▶

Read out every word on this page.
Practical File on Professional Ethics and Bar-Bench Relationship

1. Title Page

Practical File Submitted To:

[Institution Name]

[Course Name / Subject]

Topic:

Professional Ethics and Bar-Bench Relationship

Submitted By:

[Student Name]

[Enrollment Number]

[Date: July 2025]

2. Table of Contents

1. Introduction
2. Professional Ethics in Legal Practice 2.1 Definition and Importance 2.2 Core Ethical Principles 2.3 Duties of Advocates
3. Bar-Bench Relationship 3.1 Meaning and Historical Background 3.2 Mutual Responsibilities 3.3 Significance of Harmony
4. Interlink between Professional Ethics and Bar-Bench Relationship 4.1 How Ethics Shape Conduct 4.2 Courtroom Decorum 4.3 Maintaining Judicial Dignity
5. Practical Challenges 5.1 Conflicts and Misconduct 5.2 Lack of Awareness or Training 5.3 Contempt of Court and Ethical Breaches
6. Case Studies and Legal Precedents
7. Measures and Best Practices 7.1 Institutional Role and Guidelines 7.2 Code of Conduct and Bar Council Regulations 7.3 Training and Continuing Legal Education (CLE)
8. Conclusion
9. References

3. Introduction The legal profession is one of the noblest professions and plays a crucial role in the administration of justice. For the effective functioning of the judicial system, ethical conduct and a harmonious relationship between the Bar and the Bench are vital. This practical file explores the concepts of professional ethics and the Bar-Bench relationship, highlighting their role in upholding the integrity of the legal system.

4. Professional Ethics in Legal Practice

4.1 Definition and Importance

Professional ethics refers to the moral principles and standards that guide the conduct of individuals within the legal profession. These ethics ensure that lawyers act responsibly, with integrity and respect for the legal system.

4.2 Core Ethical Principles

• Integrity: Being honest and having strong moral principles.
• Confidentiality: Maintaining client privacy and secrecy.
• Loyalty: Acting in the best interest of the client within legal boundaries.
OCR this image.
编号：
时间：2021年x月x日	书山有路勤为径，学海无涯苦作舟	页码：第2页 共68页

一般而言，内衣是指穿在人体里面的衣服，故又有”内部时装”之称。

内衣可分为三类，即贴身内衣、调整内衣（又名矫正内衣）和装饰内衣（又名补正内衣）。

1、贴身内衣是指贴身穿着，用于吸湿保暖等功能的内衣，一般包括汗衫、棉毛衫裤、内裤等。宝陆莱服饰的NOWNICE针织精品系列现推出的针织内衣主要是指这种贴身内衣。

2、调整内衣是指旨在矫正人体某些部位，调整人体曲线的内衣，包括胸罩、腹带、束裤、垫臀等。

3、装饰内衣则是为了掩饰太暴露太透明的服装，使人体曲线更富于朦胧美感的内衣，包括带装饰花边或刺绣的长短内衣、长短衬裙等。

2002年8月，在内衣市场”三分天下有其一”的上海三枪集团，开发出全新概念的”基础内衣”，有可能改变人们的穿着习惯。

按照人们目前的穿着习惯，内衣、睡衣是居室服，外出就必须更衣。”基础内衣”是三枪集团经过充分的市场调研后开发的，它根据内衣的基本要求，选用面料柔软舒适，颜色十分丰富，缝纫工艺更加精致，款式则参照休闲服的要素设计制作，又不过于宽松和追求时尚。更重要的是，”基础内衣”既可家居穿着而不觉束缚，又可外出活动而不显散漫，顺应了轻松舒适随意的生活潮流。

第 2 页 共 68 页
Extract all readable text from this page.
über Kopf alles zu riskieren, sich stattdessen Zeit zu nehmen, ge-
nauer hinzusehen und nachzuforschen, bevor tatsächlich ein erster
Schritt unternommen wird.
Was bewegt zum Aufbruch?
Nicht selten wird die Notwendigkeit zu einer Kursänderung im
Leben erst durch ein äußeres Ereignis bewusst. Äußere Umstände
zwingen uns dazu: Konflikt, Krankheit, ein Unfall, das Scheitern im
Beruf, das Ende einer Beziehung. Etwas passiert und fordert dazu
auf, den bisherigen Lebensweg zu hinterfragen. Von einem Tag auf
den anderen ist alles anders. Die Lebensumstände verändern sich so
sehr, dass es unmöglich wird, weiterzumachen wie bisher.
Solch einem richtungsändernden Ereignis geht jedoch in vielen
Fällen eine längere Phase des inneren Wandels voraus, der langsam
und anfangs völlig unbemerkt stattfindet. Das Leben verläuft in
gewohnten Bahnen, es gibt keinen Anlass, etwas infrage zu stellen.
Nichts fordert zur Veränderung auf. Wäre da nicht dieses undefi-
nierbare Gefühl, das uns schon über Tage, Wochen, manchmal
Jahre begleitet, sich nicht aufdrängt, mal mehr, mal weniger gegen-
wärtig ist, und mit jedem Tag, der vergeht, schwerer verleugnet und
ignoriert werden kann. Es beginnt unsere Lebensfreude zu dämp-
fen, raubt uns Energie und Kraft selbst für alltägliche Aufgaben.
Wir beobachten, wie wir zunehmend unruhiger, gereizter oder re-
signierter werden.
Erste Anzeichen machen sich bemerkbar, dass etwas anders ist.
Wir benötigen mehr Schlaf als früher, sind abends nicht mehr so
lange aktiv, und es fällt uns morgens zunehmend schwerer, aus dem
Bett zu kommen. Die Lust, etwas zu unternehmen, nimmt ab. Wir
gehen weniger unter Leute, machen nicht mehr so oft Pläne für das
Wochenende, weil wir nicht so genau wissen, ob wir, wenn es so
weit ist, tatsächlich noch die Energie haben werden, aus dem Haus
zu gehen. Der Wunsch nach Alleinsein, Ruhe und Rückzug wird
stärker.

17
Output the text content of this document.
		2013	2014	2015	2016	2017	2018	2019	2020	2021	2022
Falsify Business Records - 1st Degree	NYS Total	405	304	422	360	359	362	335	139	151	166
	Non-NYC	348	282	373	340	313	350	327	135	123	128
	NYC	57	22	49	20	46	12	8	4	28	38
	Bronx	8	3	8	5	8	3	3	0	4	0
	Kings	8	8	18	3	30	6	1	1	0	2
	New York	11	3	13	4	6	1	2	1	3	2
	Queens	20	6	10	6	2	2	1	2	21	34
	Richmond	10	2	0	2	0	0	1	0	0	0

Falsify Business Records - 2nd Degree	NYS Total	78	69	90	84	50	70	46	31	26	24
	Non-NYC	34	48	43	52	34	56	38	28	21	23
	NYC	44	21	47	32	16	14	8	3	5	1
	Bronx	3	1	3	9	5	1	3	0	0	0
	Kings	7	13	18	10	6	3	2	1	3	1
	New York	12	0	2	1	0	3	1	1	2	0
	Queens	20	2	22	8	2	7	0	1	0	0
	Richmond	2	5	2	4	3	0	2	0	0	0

◀

WHAT YOU WILL DO: Return every line of the material exactly.

FINAL ANSWER:
Read out every word on this page.
Practical File on Professional Ethics and Bar-Bench Relationship

1. Title Page

Practical File Submitted To:

[Institution Name]

[Course Name / Subject]

Topic:

Professional Ethics and Bar-Bench Relationship

Submitted By:

[Student Name]

[Enrollment Number]

[Date: July 2025]

2. Table of Contents

1. Introduction
2. Professional Ethics in Legal Practice 2.1 Definition and Importance 2.2 Core Ethical Principles 2.3 Duties of Advocates
3. Bar-Bench Relationship 3.1 Meaning and Historical Background 3.2 Mutual Responsibilities 3.3 Significance of Harmony
4. Interlink between Professional Ethics and Bar-Bench Relationship 4.1 How Ethics Shape Conduct 4.2 Courtroom Decorum 4.3 Maintaining Judicial Dignity
5. Practical Challenges 5.1 Conflicts and Misconduct 5.2 Lack of Awareness or Training 5.3 Contempt of Court and Ethical Breaches
6. Case Studies and Legal Precedents
7. Measures and Best Practices 7.1 Institutional Role and Guidelines 7.2 Code of Conduct and Bar Council Regulations 7.3 Training and Continuing Legal Education (CLE)
8. Conclusion
9. References

3. Introduction The legal profession is one of the noblest professions and plays a crucial role in the administration of justice. For the effective functioning of the judicial system, ethical conduct and a harmonious relationship between the Bar and the Bench are vital. This practical file explores the concepts of professional ethics and the Bar-Bench relationship, highlighting their role in upholding the integrity of the legal system.

4. Professional Ethics in Legal Practice

4.1 Definition and Importance

Professional ethics refers to the moral principles and standards that guide the conduct of individuals within the legal profession. These ethics ensure that lawyers act responsibly, with integrity and respect for the legal system.

4.2 Core Ethical Principles

• Integrity: Being honest and having strong moral principles.
• Confidentiality: Maintaining client privacy and secrecy.
• Loyalty: Acting in the best interest of the client within legal boundaries.
OCR this image.
编号：
时间：2021年x月x日	书山有路勤为径，学海无涯苦作舟	页码：第2页 共68页

一般而言，内衣是指穿在人体里面的衣服，故又有”内部时装”之称。

内衣可分为三类，即贴身内衣、调整内衣（又名矫正内衣）和装饰内衣（又名补正内衣）。

1、贴身内衣是指贴身穿着，用于吸湿保暖等功能的内衣，一般包括汗衫、棉毛衫裤、内裤等。宝陆莱服饰的NOWNICE针织精品系列现推出的针织内衣主要是指这种贴身内衣。

2、调整内衣是指旨在矫正人体某些部位，调整人体曲线的内衣，包括胸罩、腹带、束裤、垫臀等。

3、装饰内衣则是为了掩饰太暴露太透明的服装，使人体曲线更富于朦胧美感的内衣，包括带装饰花边或刺绣的长短内衣、长短衬裙等。

2002年8月，在内衣市场”三分天下有其一”的上海三枪集团，开发出全新概念的”基础内衣”，有可能改变人们的穿着习惯。

按照人们目前的穿着习惯，内衣、睡衣是居室服，外出就必须更衣。”基础内衣”是三枪集团经过充分的市场调研后开发的，它根据内衣的基本要求，选用面料柔软舒适，颜色十分丰富，缝纫工艺更加精致，款式则参照休闲服的要素设计制作，又不过于宽松和追求时尚。更重要的是，”基础内衣”既可家居穿着而不觉束缚，又可外出活动而不显散漫，顺应了轻松舒适随意的生活潮流。

第 2 页 共 68 页
Extract all readable text from this page.
über Kopf alles zu riskieren, sich stattdessen Zeit zu nehmen, ge-
nauer hinzusehen und nachzuforschen, bevor tatsächlich ein erster
Schritt unternommen wird.
Was bewegt zum Aufbruch?
Nicht selten wird die Notwendigkeit zu einer Kursänderung im
Leben erst durch ein äußeres Ereignis bewusst. Äußere Umstände
zwingen uns dazu: Konflikt, Krankheit, ein Unfall, das Scheitern im
Beruf, das Ende einer Beziehung. Etwas passiert und fordert dazu
auf, den bisherigen Lebensweg zu hinterfragen. Von einem Tag auf
den anderen ist alles anders. Die Lebensumstände verändern sich so
sehr, dass es unmöglich wird, weiterzumachen wie bisher.
Solch einem richtungsändernden Ereignis geht jedoch in vielen
Fällen eine längere Phase des inneren Wandels voraus, der langsam
und anfangs völlig unbemerkt stattfindet. Das Leben verläuft in
gewohnten Bahnen, es gibt keinen Anlass, etwas infrage zu stellen.
Nichts fordert zur Veränderung auf. Wäre da nicht dieses undefi-
nierbare Gefühl, das uns schon über Tage, Wochen, manchmal
Jahre begleitet, sich nicht aufdrängt, mal mehr, mal weniger gegen-
wärtig ist, und mit jedem Tag, der vergeht, schwerer verleugnet und
ignoriert werden kann. Es beginnt unsere Lebensfreude zu dämp-
fen, raubt uns Energie und Kraft selbst für alltägliche Aufgaben.
Wir beobachten, wie wir zunehmend unruhiger, gereizter oder re-
signierter werden.
Erste Anzeichen machen sich bemerkbar, dass etwas anders ist.
Wir benötigen mehr Schlaf als früher, sind abends nicht mehr so
lange aktiv, und es fällt uns morgens zunehmend schwerer, aus dem
Bett zu kommen. Die Lust, etwas zu unternehmen, nimmt ab. Wir
gehen weniger unter Leute, machen nicht mehr so oft Pläne für das
Wochenende, weil wir nicht so genau wissen, ob wir, wenn es so
weit ist, tatsächlich noch die Energie haben werden, aus dem Haus
zu gehen. Der Wunsch nach Alleinsein, Ruhe und Rückzug wird
stärker.

17
Output the text content of this document.
		2013	2014	2015	2016	2017	2018	2019	2020	2021	2022
Falsify Business Records - 1st Degree	NYS Total	405	304	422	360	359	362	335	139	151	166
	Non-NYC	348	282	373	340	313	350	327	135	123	128
	NYC	57	22	49	20	46	12	8	4	28	38
	Bronx	8	3	8	5	8	3	3	0	4	0
	Kings	8	8	18	3	30	6	1	1	0	2
	New York	11	3	13	4	6	1	2	1	3	2
	Queens	20	6	10	6	2	2	1	2	21	34
	Richmond	10	2	0	2	0	0	1	0	0	0

Falsify Business Records - 2nd Degree	NYS Total	78	69	90	84	50	70	46	31	26	24
	Non-NYC	34	48	43	52	34	56	38	28	21	23
	NYC	44	21	47	32	16	14	8	3	5	1
	Bronx	3	1	3	9	5	1	3	0	0	0
	Kings	7	13	18	10	6	3	2	1	3	1
	New York	12	0	2	1	0	3	1	1	2	0
	Queens	20	2	22	8	2	7	0	1	0	0
	Richmond	2	5	2	4	3	0	2	0	0	0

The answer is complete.